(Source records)
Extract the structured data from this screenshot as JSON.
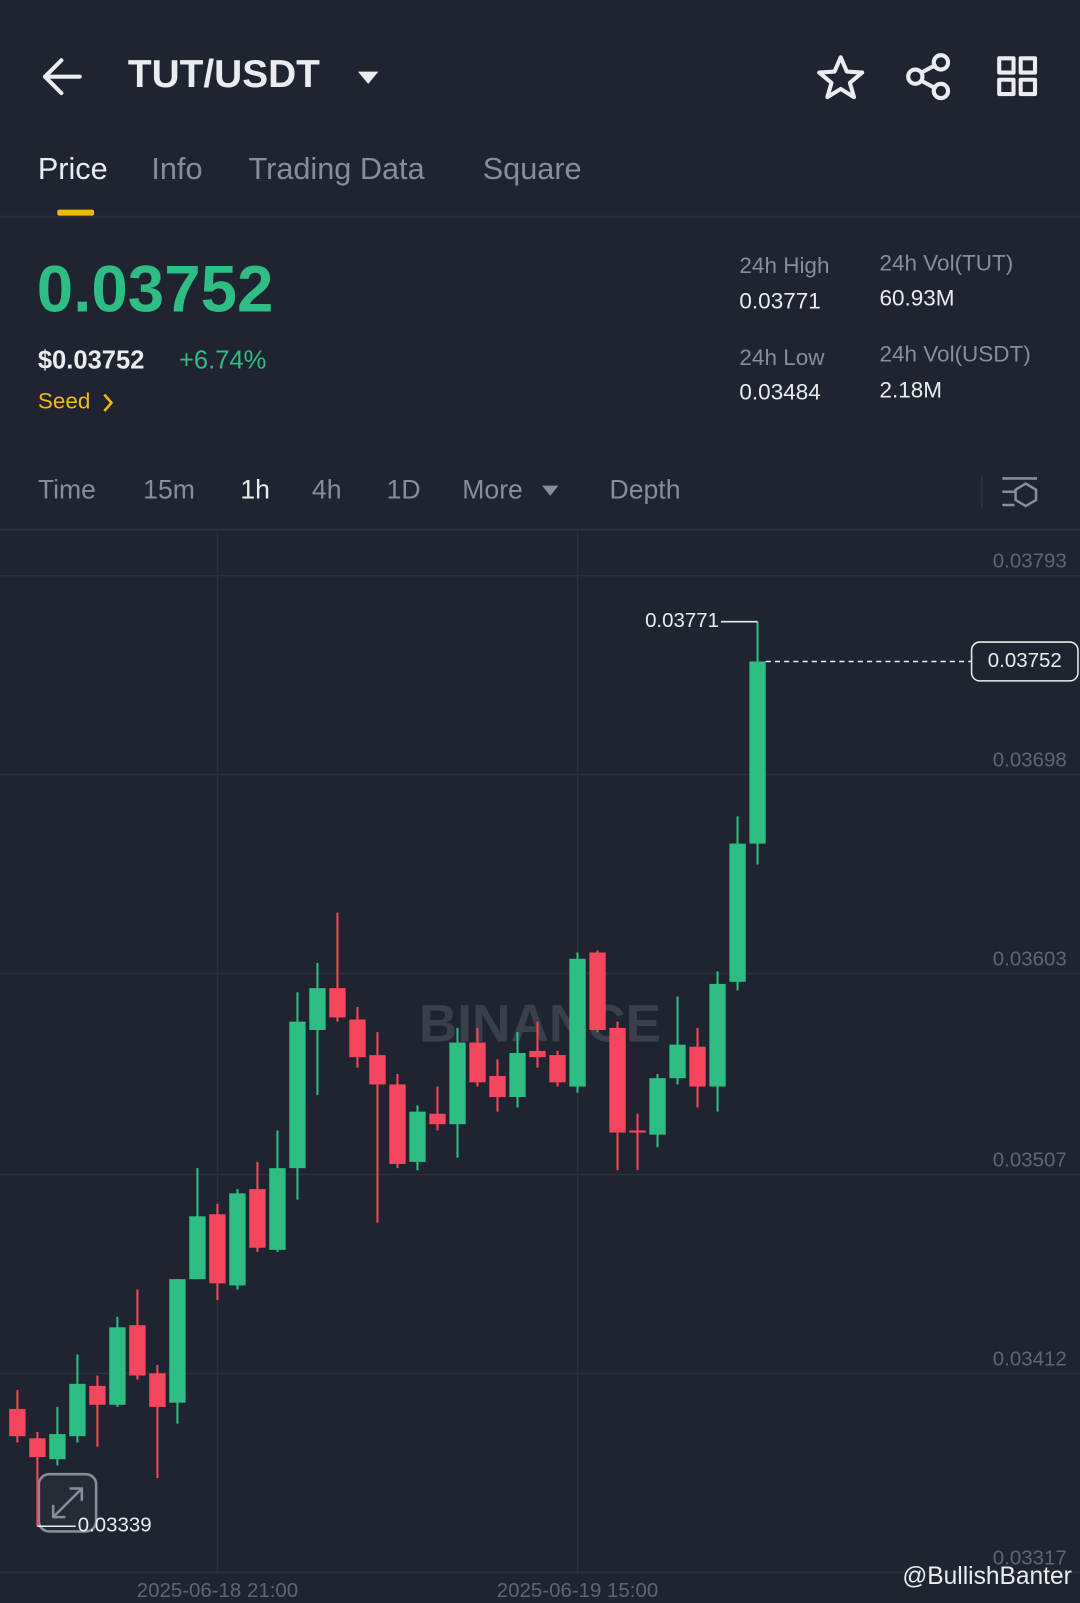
{
  "header": {
    "title": "TUT/USDT",
    "tabs": [
      "Price",
      "Info",
      "Trading Data",
      "Square"
    ]
  },
  "ticker": {
    "price": "0.03752",
    "usd_price": "$0.03752",
    "change": "+6.74%",
    "tag": "Seed",
    "stats": [
      {
        "label": "24h High",
        "value": "0.03771"
      },
      {
        "label": "24h Vol(TUT)",
        "value": "60.93M"
      },
      {
        "label": "24h Low",
        "value": "0.03484"
      },
      {
        "label": "24h Vol(USDT)",
        "value": "2.18M"
      }
    ]
  },
  "intervals": [
    "Time",
    "15m",
    "1h",
    "4h",
    "1D",
    "More",
    "Depth"
  ],
  "chart_data": {
    "type": "candlestick",
    "categories": [
      null,
      null,
      null,
      null,
      null,
      null,
      null,
      null,
      null,
      null,
      "2025-06-18 21:00",
      null,
      null,
      null,
      null,
      null,
      null,
      null,
      null,
      null,
      null,
      null,
      null,
      null,
      null,
      null,
      null,
      null,
      "2025-06-19 15:00",
      null,
      null,
      null,
      null,
      null,
      null,
      null,
      null,
      null
    ],
    "open": [
      0.03395,
      0.03381,
      0.03371,
      0.03382,
      0.03406,
      0.03397,
      0.03435,
      0.03412,
      0.03398,
      0.03457,
      0.03488,
      0.03454,
      0.035,
      0.03471,
      0.0351,
      0.03576,
      0.03596,
      0.03581,
      0.03564,
      0.0355,
      0.03513,
      0.03536,
      0.03531,
      0.0357,
      0.03554,
      0.03544,
      0.03566,
      0.03564,
      0.03549,
      0.03613,
      0.03577,
      0.03528,
      0.03526,
      0.03553,
      0.03568,
      0.03549,
      0.03599,
      0.03665
    ],
    "high": [
      0.03404,
      0.03384,
      0.03396,
      0.03421,
      0.03411,
      0.03439,
      0.03452,
      0.03416,
      0.03457,
      0.0351,
      0.03493,
      0.035,
      0.03513,
      0.03528,
      0.03594,
      0.03608,
      0.03632,
      0.03587,
      0.03575,
      0.03555,
      0.0354,
      0.03549,
      0.03577,
      0.03577,
      0.03562,
      0.03575,
      0.0358,
      0.03566,
      0.03613,
      0.03614,
      0.0358,
      0.03536,
      0.03555,
      0.03592,
      0.03577,
      0.03604,
      0.03678,
      0.03771
    ],
    "low": [
      0.03379,
      0.03339,
      0.03368,
      0.03379,
      0.03377,
      0.03396,
      0.03409,
      0.03362,
      0.03388,
      0.03457,
      0.03447,
      0.03452,
      0.0347,
      0.0347,
      0.03495,
      0.03545,
      0.0358,
      0.03558,
      0.03484,
      0.0351,
      0.03509,
      0.03528,
      0.03515,
      0.03549,
      0.03537,
      0.03539,
      0.03558,
      0.03549,
      0.03546,
      0.03575,
      0.03509,
      0.03509,
      0.0352,
      0.0355,
      0.03539,
      0.03537,
      0.03595,
      0.03655
    ],
    "close": [
      0.03382,
      0.03372,
      0.03383,
      0.03407,
      0.03397,
      0.03434,
      0.03411,
      0.03396,
      0.03457,
      0.03487,
      0.03455,
      0.03498,
      0.03472,
      0.0351,
      0.0358,
      0.03596,
      0.03582,
      0.03563,
      0.0355,
      0.03512,
      0.03537,
      0.03531,
      0.0357,
      0.03551,
      0.03544,
      0.03565,
      0.03563,
      0.03551,
      0.0361,
      0.03576,
      0.03527,
      0.03527,
      0.03553,
      0.03569,
      0.03549,
      0.03598,
      0.03665,
      0.03752
    ],
    "up_color": "#2ebd85",
    "down_color": "#f6465d",
    "ylim": [
      0.03316,
      0.03815
    ],
    "yticks": [
      0.03793,
      0.03698,
      0.03603,
      0.03507,
      0.03412,
      0.03317
    ],
    "grid": true,
    "annotations": {
      "high": 0.03771,
      "low": 0.03339,
      "last": 0.03752
    },
    "watermark": "BINANCE",
    "credit": "@BullishBanter"
  }
}
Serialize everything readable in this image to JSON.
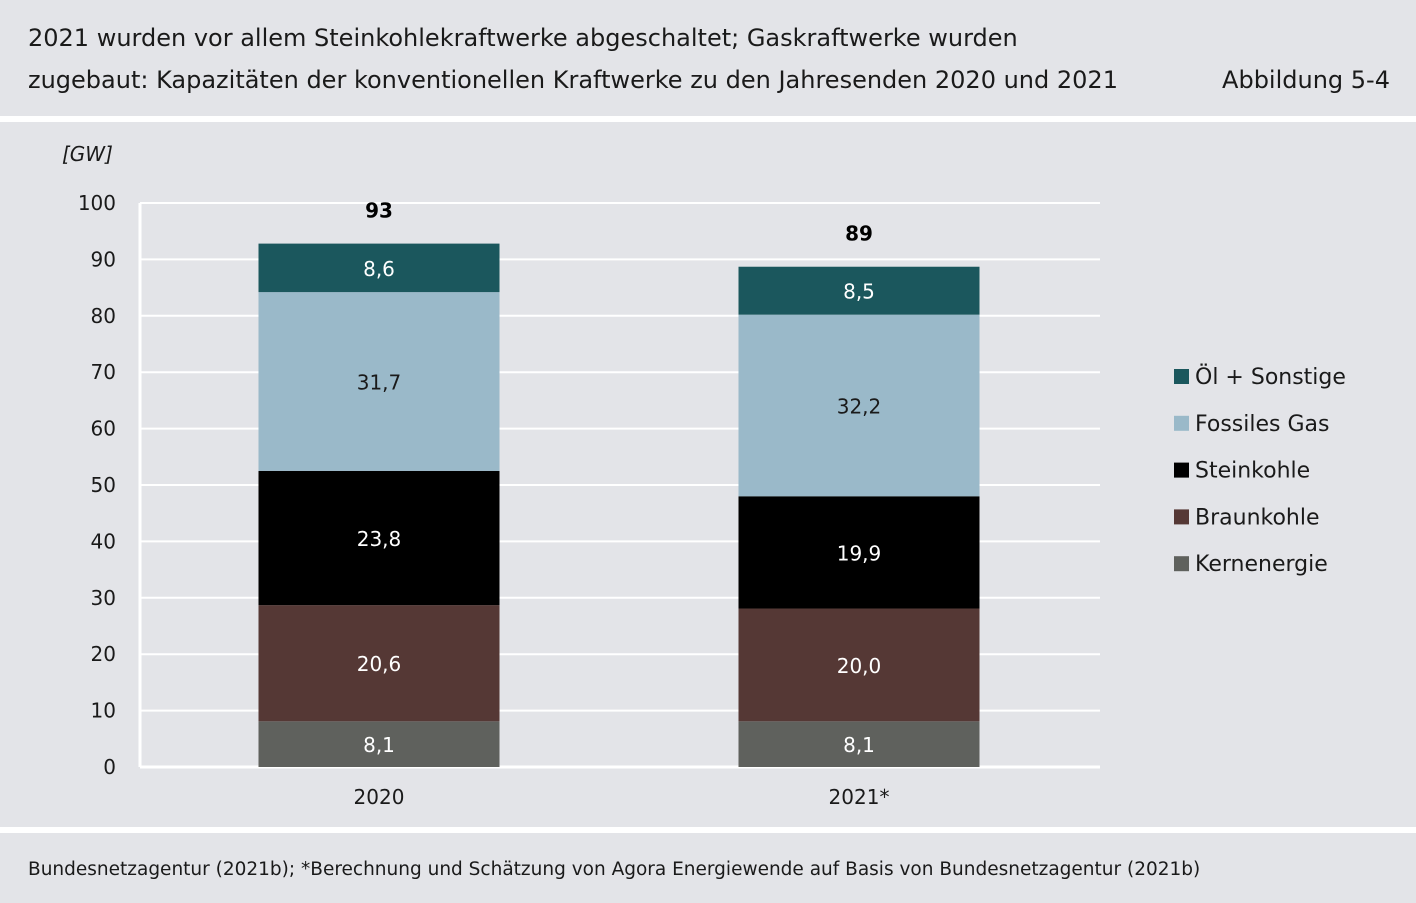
{
  "header": {
    "title_line_1": "2021 wurden vor allem Steinkohlekraftwerke abgeschaltet; Gaskraftwerke wurden",
    "title_line_2": "zugebaut: Kapazitäten der konventionellen Kraftwerke zu den Jahresenden 2020 und 2021",
    "figure_label": "Abbildung 5-4"
  },
  "footer": {
    "source": "Bundesnetzagentur (2021b); *Berechnung und Schätzung von Agora Energiewende auf Basis von Bundesnetzagentur (2021b)"
  },
  "chart_data": {
    "type": "bar",
    "stacked": true,
    "unit_label": "[GW]",
    "ylim": [
      0,
      100
    ],
    "yticks": [
      0,
      10,
      20,
      30,
      40,
      50,
      60,
      70,
      80,
      90,
      100
    ],
    "grid": true,
    "legend_position": "right",
    "categories": [
      "2020",
      "2021*"
    ],
    "totals": [
      "93",
      "89"
    ],
    "series": [
      {
        "name": "Kernenergie",
        "color": "#5f615d",
        "text_color": "#ffffff",
        "values": [
          8.1,
          8.1
        ],
        "labels": [
          "8,1",
          "8,1"
        ]
      },
      {
        "name": "Braunkohle",
        "color": "#553835",
        "text_color": "#ffffff",
        "values": [
          20.6,
          20.0
        ],
        "labels": [
          "20,6",
          "20,0"
        ]
      },
      {
        "name": "Steinkohle",
        "color": "#000000",
        "text_color": "#ffffff",
        "values": [
          23.8,
          19.9
        ],
        "labels": [
          "23,8",
          "19,9"
        ]
      },
      {
        "name": "Fossiles Gas",
        "color": "#9ab9c9",
        "text_color": "#1a1a1a",
        "values": [
          31.7,
          32.2
        ],
        "labels": [
          "31,7",
          "32,2"
        ]
      },
      {
        "name": "Öl + Sonstige",
        "color": "#1b575d",
        "text_color": "#ffffff",
        "values": [
          8.6,
          8.5
        ],
        "labels": [
          "8,6",
          "8,5"
        ]
      }
    ],
    "legend_order": [
      "Öl + Sonstige",
      "Fossiles Gas",
      "Steinkohle",
      "Braunkohle",
      "Kernenergie"
    ]
  }
}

**Required task:**
Reproduce all the records verbatim, excluding images.

**Result below:**
Extract the structured data from this screenshot as JSON.
{
  "header": {
    "title": "TUT/USDT",
    "tabs": [
      "Price",
      "Info",
      "Trading Data",
      "Square"
    ]
  },
  "ticker": {
    "price": "0.03752",
    "usd_price": "$0.03752",
    "change": "+6.74%",
    "tag": "Seed",
    "stats": [
      {
        "label": "24h High",
        "value": "0.03771"
      },
      {
        "label": "24h Vol(TUT)",
        "value": "60.93M"
      },
      {
        "label": "24h Low",
        "value": "0.03484"
      },
      {
        "label": "24h Vol(USDT)",
        "value": "2.18M"
      }
    ]
  },
  "intervals": [
    "Time",
    "15m",
    "1h",
    "4h",
    "1D",
    "More",
    "Depth"
  ],
  "chart_data": {
    "type": "candlestick",
    "categories": [
      null,
      null,
      null,
      null,
      null,
      null,
      null,
      null,
      null,
      null,
      "2025-06-18 21:00",
      null,
      null,
      null,
      null,
      null,
      null,
      null,
      null,
      null,
      null,
      null,
      null,
      null,
      null,
      null,
      null,
      null,
      "2025-06-19 15:00",
      null,
      null,
      null,
      null,
      null,
      null,
      null,
      null,
      null
    ],
    "open": [
      0.03395,
      0.03381,
      0.03371,
      0.03382,
      0.03406,
      0.03397,
      0.03435,
      0.03412,
      0.03398,
      0.03457,
      0.03488,
      0.03454,
      0.035,
      0.03471,
      0.0351,
      0.03576,
      0.03596,
      0.03581,
      0.03564,
      0.0355,
      0.03513,
      0.03536,
      0.03531,
      0.0357,
      0.03554,
      0.03544,
      0.03566,
      0.03564,
      0.03549,
      0.03613,
      0.03577,
      0.03528,
      0.03526,
      0.03553,
      0.03568,
      0.03549,
      0.03599,
      0.03665
    ],
    "high": [
      0.03404,
      0.03384,
      0.03396,
      0.03421,
      0.03411,
      0.03439,
      0.03452,
      0.03416,
      0.03457,
      0.0351,
      0.03493,
      0.035,
      0.03513,
      0.03528,
      0.03594,
      0.03608,
      0.03632,
      0.03587,
      0.03575,
      0.03555,
      0.0354,
      0.03549,
      0.03577,
      0.03577,
      0.03562,
      0.03575,
      0.0358,
      0.03566,
      0.03613,
      0.03614,
      0.0358,
      0.03536,
      0.03555,
      0.03592,
      0.03577,
      0.03604,
      0.03678,
      0.03771
    ],
    "low": [
      0.03379,
      0.03339,
      0.03368,
      0.03379,
      0.03377,
      0.03396,
      0.03409,
      0.03362,
      0.03388,
      0.03457,
      0.03447,
      0.03452,
      0.0347,
      0.0347,
      0.03495,
      0.03545,
      0.0358,
      0.03558,
      0.03484,
      0.0351,
      0.03509,
      0.03528,
      0.03515,
      0.03549,
      0.03537,
      0.03539,
      0.03558,
      0.03549,
      0.03546,
      0.03575,
      0.03509,
      0.03509,
      0.0352,
      0.0355,
      0.03539,
      0.03537,
      0.03595,
      0.03655
    ],
    "close": [
      0.03382,
      0.03372,
      0.03383,
      0.03407,
      0.03397,
      0.03434,
      0.03411,
      0.03396,
      0.03457,
      0.03487,
      0.03455,
      0.03498,
      0.03472,
      0.0351,
      0.0358,
      0.03596,
      0.03582,
      0.03563,
      0.0355,
      0.03512,
      0.03537,
      0.03531,
      0.0357,
      0.03551,
      0.03544,
      0.03565,
      0.03563,
      0.03551,
      0.0361,
      0.03576,
      0.03527,
      0.03527,
      0.03553,
      0.03569,
      0.03549,
      0.03598,
      0.03665,
      0.03752
    ],
    "up_color": "#2ebd85",
    "down_color": "#f6465d",
    "ylim": [
      0.03316,
      0.03815
    ],
    "yticks": [
      0.03793,
      0.03698,
      0.03603,
      0.03507,
      0.03412,
      0.03317
    ],
    "grid": true,
    "annotations": {
      "high": 0.03771,
      "low": 0.03339,
      "last": 0.03752
    },
    "watermark": "BINANCE",
    "credit": "@BullishBanter"
  }
}
Serialize everything readable in this image to JSON.
{
  "header": {
    "title_line_1": "2021 wurden vor allem Steinkohlekraftwerke abgeschaltet; Gaskraftwerke wurden",
    "title_line_2": "zugebaut: Kapazitäten der konventionellen Kraftwerke zu den Jahresenden 2020 und 2021",
    "figure_label": "Abbildung 5-4"
  },
  "footer": {
    "source": "Bundesnetzagentur (2021b); *Berechnung und Schätzung von Agora Energiewende auf Basis von Bundesnetzagentur (2021b)"
  },
  "chart_data": {
    "type": "bar",
    "stacked": true,
    "unit_label": "[GW]",
    "ylim": [
      0,
      100
    ],
    "yticks": [
      0,
      10,
      20,
      30,
      40,
      50,
      60,
      70,
      80,
      90,
      100
    ],
    "grid": true,
    "legend_position": "right",
    "categories": [
      "2020",
      "2021*"
    ],
    "totals": [
      "93",
      "89"
    ],
    "series": [
      {
        "name": "Kernenergie",
        "color": "#5f615d",
        "text_color": "#ffffff",
        "values": [
          8.1,
          8.1
        ],
        "labels": [
          "8,1",
          "8,1"
        ]
      },
      {
        "name": "Braunkohle",
        "color": "#553835",
        "text_color": "#ffffff",
        "values": [
          20.6,
          20.0
        ],
        "labels": [
          "20,6",
          "20,0"
        ]
      },
      {
        "name": "Steinkohle",
        "color": "#000000",
        "text_color": "#ffffff",
        "values": [
          23.8,
          19.9
        ],
        "labels": [
          "23,8",
          "19,9"
        ]
      },
      {
        "name": "Fossiles Gas",
        "color": "#9ab9c9",
        "text_color": "#1a1a1a",
        "values": [
          31.7,
          32.2
        ],
        "labels": [
          "31,7",
          "32,2"
        ]
      },
      {
        "name": "Öl + Sonstige",
        "color": "#1b575d",
        "text_color": "#ffffff",
        "values": [
          8.6,
          8.5
        ],
        "labels": [
          "8,6",
          "8,5"
        ]
      }
    ],
    "legend_order": [
      "Öl + Sonstige",
      "Fossiles Gas",
      "Steinkohle",
      "Braunkohle",
      "Kernenergie"
    ]
  }
}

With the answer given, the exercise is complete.